READING TEXT:
Content starts

My problem is to find a procedure that gives coefficients which make certain functional expression vanishing.

For example if I have a polynomial $P(x)$ of one variable $x$ given by $P(x)=a_0+a_1 x+a_2 x^2...$ I would like Mathematica to give $a_i=0$ as the solution to $P(x)=0$. Or consider more complicated example which is closer to the real task I'm dealing with. Suppose I have equation $a_1 K(x)+a_2 E(x)=0$ where $K,E$ are elliptic integrals. It only matters here that they are linearly independent functions of $x$, so the there is the unique solution $a_1=a_2=0$. Of course In the case with polynomial one can just require to vanish Coefficient[$P(x),x^i$]. Similarly, one can expand $a_1 K(x)+a_2 E(x)$ in powers of $x$ and find $a_1,a_2$ which makes several first terms of expansion absent.

But isn't there a more elegant/standard way to handle this task? I would like to somehow explain to Mathematica that $a_i$ in these expressions are fixed coefficients while $x$ is a variable and that equations must hold for every $x$ thus giving constraints on $a_i$.

Content ends

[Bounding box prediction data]
Content starts

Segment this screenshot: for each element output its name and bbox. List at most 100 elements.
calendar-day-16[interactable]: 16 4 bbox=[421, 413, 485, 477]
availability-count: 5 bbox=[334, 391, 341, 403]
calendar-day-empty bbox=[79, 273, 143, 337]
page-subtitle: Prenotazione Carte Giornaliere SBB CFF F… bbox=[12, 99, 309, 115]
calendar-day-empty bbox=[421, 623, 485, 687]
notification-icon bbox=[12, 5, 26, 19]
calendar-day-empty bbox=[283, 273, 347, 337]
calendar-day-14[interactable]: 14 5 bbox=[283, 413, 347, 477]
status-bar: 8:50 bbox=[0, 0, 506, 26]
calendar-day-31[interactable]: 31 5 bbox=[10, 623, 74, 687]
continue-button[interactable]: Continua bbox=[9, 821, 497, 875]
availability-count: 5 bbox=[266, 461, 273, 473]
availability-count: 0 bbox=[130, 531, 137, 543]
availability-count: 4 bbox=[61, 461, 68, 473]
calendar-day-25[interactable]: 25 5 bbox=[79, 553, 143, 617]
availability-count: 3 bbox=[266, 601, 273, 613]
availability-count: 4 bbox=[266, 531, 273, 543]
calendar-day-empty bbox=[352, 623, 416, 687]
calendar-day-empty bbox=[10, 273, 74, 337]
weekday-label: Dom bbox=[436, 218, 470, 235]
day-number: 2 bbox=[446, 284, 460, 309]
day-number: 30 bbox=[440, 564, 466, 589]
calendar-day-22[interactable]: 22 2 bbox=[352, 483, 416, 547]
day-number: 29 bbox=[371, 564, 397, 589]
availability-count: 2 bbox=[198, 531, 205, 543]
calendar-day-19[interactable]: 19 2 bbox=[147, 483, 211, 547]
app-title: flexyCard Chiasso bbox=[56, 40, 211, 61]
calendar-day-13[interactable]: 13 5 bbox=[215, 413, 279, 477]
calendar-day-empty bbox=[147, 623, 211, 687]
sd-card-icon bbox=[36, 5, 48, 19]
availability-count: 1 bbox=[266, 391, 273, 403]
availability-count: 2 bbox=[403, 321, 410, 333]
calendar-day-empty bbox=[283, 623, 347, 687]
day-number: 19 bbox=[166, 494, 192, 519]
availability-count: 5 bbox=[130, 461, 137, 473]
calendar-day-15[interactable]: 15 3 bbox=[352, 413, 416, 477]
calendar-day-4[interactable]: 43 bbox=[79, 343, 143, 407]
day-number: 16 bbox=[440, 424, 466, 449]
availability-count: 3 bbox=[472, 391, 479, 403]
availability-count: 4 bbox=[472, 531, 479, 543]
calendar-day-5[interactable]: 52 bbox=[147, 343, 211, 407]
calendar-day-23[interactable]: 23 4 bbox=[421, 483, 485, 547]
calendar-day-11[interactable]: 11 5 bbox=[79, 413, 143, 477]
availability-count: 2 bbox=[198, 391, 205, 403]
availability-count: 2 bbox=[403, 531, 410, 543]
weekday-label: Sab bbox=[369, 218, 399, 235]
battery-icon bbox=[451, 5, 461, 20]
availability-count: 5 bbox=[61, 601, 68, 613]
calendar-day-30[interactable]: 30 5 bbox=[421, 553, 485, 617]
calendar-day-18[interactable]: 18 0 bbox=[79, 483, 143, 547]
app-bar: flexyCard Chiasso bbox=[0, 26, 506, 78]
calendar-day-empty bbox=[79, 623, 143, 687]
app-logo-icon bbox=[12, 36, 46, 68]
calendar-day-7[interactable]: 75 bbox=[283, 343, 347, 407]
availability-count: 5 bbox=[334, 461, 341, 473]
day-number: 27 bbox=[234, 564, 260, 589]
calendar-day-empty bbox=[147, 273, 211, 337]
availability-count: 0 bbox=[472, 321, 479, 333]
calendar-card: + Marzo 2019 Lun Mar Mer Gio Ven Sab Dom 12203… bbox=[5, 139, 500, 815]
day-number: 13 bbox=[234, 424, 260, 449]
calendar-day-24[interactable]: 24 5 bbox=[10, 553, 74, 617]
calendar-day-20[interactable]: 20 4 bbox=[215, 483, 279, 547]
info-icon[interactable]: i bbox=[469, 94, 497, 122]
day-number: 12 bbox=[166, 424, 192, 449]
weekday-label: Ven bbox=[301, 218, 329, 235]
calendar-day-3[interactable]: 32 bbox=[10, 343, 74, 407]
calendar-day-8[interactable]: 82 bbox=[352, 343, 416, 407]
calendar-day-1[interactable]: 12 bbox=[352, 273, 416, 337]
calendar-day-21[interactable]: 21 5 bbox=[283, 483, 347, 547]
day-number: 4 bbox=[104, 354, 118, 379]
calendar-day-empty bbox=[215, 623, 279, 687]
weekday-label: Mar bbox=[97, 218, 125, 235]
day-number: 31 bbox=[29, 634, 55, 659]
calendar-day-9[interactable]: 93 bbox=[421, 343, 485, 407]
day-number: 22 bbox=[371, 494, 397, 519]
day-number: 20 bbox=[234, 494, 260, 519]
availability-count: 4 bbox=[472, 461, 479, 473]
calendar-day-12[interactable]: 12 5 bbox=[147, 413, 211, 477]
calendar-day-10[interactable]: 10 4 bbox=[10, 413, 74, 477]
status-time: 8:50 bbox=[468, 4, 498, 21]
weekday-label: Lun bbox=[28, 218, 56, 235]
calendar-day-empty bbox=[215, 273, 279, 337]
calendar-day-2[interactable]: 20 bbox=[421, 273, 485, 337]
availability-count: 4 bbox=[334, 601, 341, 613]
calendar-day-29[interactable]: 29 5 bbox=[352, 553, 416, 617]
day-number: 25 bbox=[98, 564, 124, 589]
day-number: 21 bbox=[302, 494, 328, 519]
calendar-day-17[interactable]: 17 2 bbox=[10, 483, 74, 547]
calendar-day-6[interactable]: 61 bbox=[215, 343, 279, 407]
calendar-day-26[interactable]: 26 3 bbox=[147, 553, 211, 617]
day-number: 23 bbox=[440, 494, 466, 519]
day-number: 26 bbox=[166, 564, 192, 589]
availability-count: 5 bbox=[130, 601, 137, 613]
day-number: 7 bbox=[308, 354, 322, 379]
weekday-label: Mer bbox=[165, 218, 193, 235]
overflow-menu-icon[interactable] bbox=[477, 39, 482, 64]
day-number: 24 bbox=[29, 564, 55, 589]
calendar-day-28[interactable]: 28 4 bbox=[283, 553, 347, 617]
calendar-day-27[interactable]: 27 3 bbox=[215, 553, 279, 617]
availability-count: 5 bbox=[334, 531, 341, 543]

Content ends

EXPLORE THE MATERIAL:
1. Reproduce the passage of the Mathematica question verbatim, starting with "But isn't there" and going on through "constraints on $a_i$.".
2. Proceed with the Mathematica question about vanishing coefficients, picking up right after its final sentence.

TASK-BY-TASK ANSWERS:
1.
But isn't there a more elegant/standard way to handle this task? I would like to somehow explain to Mathematica that $a_i$ in these expressions are fixed coefficients while $x$ is a variable and that equations must hold for every $x$ thus giving constraints on $a_i$.

2.
  • $\begingroup$ Have you seen the quantifiers ForAll[] and Exists[]? $\endgroup$ Apr 2, 2013 at 18:54
  • $\begingroup$ belisarius, no. I'm going to study them now, thanks for tip. $\endgroup$ Apr 2, 2013 at 19:05
  • $\begingroup$ Also see SolveAlways[]. $\endgroup$ Apr 2, 2013 at 19:06
  • $\begingroup$ You could gives some values for x and reduce the problem to linear algebra ?. $\endgroup$
    – andre314
    Apr 2, 2013 at 19:40
  • $\begingroup$ andre, that is also possible of course. However for an arbitrary equation one does not a priori know how many points (or how many expansion coefficients) should be examined. I would like to left such questions to Mathematica. But as far as I can see this desire is to greedy. Functions like SolveAlways[] do not seem to handle well expressions more sophisticated then polynomials. Though they are still useful and I think that now I can realize what I wanted satisfactorily efficiently. $\endgroup$ Apr 2, 2013 at 19:59

1 Answer 1


As Belisarius and Daniel Lichtblau commented the following functions can be used for your goal.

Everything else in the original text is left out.